**WHAT IS NEEDED**
Express the lines from the one containing "- Polygon shape: [440, 112, 484, 158]" up to and including the one containing "- Polygon shape: [43, 115, 70, 142]" as a JSON list of strings, with one string per line and any blank lines omitted.
+++++
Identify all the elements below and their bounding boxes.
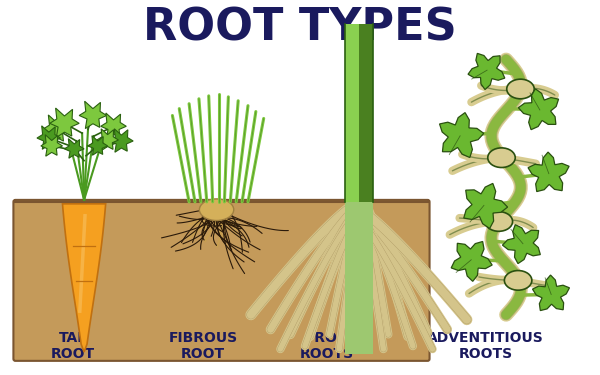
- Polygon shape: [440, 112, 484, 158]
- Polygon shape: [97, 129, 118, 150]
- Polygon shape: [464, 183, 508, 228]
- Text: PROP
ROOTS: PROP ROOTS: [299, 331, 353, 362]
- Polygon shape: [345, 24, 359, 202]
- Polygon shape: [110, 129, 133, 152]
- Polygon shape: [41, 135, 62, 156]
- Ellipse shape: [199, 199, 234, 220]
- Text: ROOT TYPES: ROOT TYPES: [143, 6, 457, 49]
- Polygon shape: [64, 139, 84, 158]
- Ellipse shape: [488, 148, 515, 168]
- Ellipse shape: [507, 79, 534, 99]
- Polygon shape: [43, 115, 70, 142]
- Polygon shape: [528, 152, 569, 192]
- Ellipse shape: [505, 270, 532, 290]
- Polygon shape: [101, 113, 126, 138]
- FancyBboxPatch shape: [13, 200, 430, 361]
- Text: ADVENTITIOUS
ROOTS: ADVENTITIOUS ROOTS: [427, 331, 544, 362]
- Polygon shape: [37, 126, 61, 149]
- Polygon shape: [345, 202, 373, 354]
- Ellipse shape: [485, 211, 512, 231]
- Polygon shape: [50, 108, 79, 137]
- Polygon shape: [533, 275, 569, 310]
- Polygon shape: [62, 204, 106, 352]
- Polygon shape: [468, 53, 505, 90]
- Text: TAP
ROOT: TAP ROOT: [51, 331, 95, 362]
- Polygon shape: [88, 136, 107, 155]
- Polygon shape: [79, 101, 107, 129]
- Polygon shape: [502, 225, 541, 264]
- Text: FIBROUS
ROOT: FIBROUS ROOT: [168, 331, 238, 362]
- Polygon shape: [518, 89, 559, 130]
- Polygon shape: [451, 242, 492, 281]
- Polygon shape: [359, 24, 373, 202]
+++++
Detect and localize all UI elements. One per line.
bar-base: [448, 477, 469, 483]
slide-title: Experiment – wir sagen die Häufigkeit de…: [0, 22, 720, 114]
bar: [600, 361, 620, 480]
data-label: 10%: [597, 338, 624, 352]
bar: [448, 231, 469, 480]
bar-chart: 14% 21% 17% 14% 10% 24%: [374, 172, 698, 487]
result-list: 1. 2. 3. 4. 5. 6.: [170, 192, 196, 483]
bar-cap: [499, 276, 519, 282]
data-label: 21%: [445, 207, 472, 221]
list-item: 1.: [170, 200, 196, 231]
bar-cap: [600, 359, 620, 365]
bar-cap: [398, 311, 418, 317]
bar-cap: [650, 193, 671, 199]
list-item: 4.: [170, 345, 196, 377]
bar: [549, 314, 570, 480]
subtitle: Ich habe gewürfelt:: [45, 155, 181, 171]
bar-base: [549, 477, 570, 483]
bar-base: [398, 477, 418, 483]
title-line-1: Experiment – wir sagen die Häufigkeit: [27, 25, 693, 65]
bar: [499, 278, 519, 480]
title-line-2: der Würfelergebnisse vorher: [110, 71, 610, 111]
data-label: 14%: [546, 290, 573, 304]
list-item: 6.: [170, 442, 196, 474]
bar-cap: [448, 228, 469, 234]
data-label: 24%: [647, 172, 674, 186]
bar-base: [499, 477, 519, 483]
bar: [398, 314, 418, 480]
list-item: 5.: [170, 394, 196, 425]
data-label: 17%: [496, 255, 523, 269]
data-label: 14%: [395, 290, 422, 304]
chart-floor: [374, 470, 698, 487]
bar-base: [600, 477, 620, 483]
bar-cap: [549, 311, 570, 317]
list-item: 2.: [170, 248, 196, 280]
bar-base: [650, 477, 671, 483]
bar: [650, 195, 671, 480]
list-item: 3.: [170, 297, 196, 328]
+++++
**TASK RESULT**
[
  "- Polygon shape: [440, 112, 484, 158]",
  "- Polygon shape: [97, 129, 118, 150]",
  "- Polygon shape: [464, 183, 508, 228]",
  "- Text: PROP",
  "ROOTS: PROP ROOTS: [299, 331, 353, 362]",
  "- Polygon shape: [345, 24, 359, 202]",
  "- Polygon shape: [110, 129, 133, 152]",
  "- Polygon shape: [41, 135, 62, 156]",
  "- Ellipse shape: [199, 199, 234, 220]",
  "- Text: ROOT TYPES: ROOT TYPES: [143, 6, 457, 49]",
  "- Polygon shape: [64, 139, 84, 158]",
  "- Ellipse shape: [488, 148, 515, 168]",
  "- Ellipse shape: [507, 79, 534, 99]",
  "- Polygon shape: [43, 115, 70, 142]"
]